WHAT TO DO:
Write out the material exactly, with the pictures left out.

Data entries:
━━━━━━━━━━

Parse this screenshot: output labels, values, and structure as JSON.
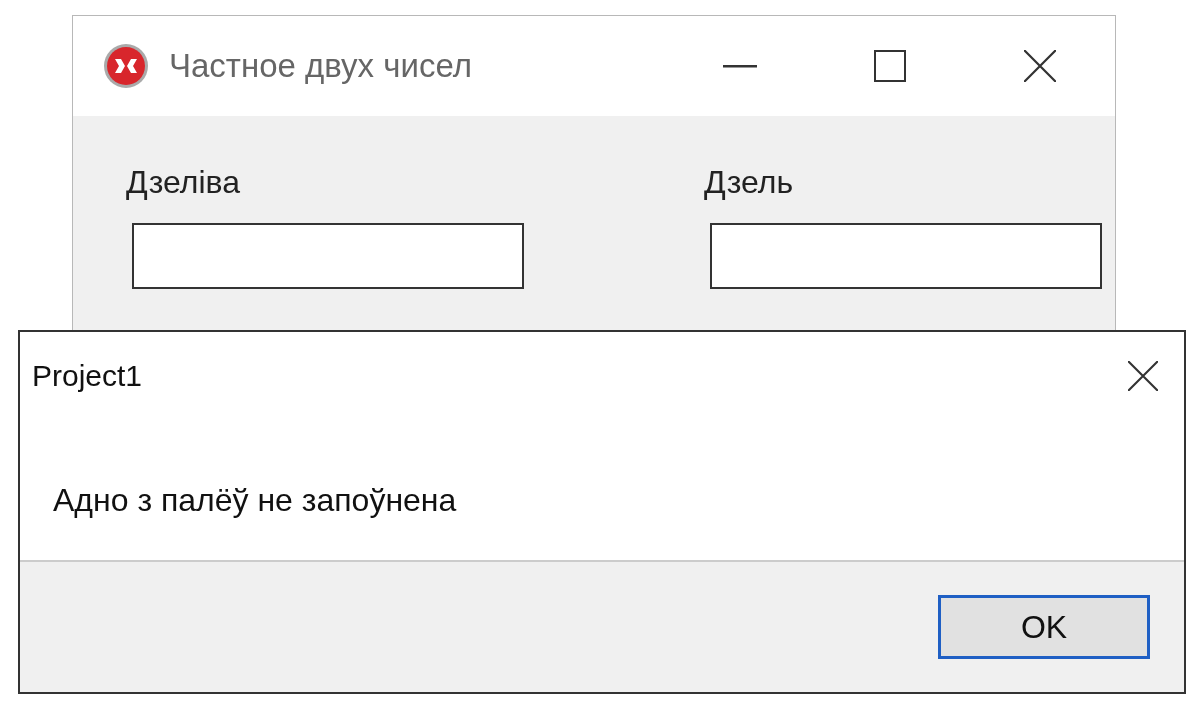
{
  "main_window": {
    "title": "Частное двух чисел",
    "fields": [
      {
        "label": "Дзеліва"
      },
      {
        "label": "Дзель"
      }
    ]
  },
  "dialog": {
    "title": "Project1",
    "message": "Адно з палёў не запоўнена",
    "buttons": [
      {
        "label": "OK",
        "default": true
      }
    ]
  }
}
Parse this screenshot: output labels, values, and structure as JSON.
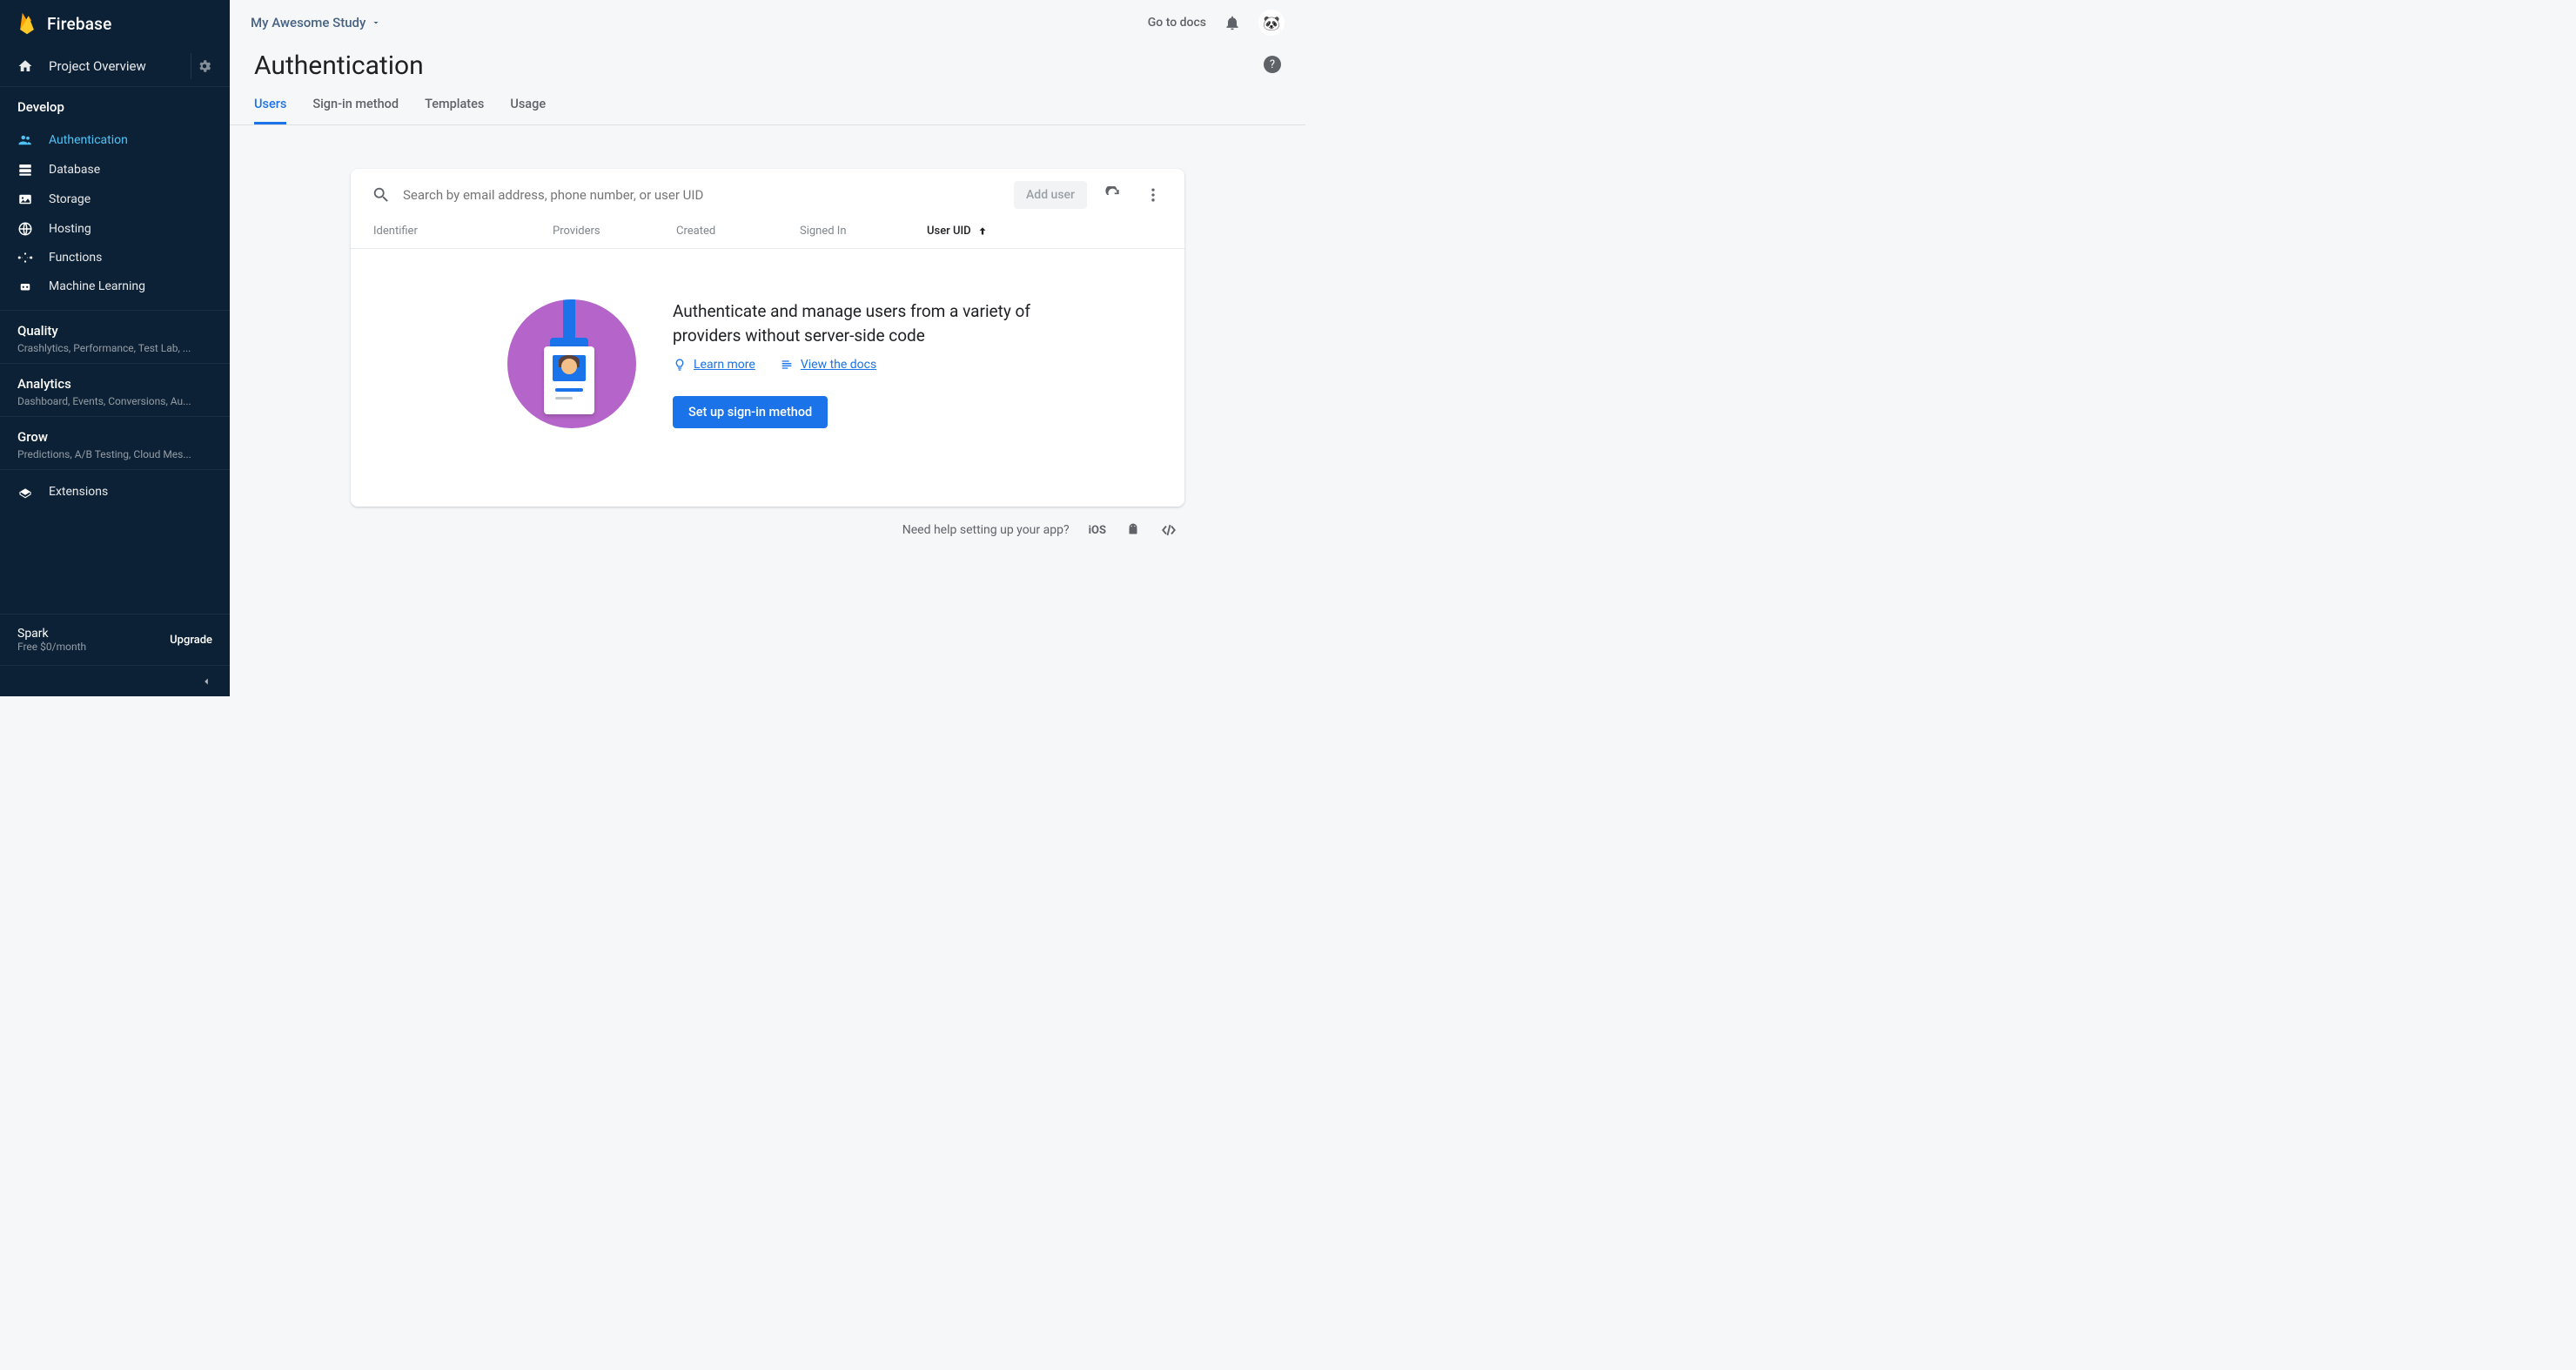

━━━━━━━━━━

FINISHED TASK:
Parse this screenshot: output labels, values, and structure as JSON.
{
  "main_window": {
    "title": "Частное двух чисел",
    "fields": [
      {
        "label": "Дзеліва"
      },
      {
        "label": "Дзель"
      }
    ]
  },
  "dialog": {
    "title": "Project1",
    "message": "Адно з палёў не запоўнена",
    "buttons": [
      {
        "label": "OK",
        "default": true
      }
    ]
  }
}
Parse this screenshot: output labels, values, and structure as JSON.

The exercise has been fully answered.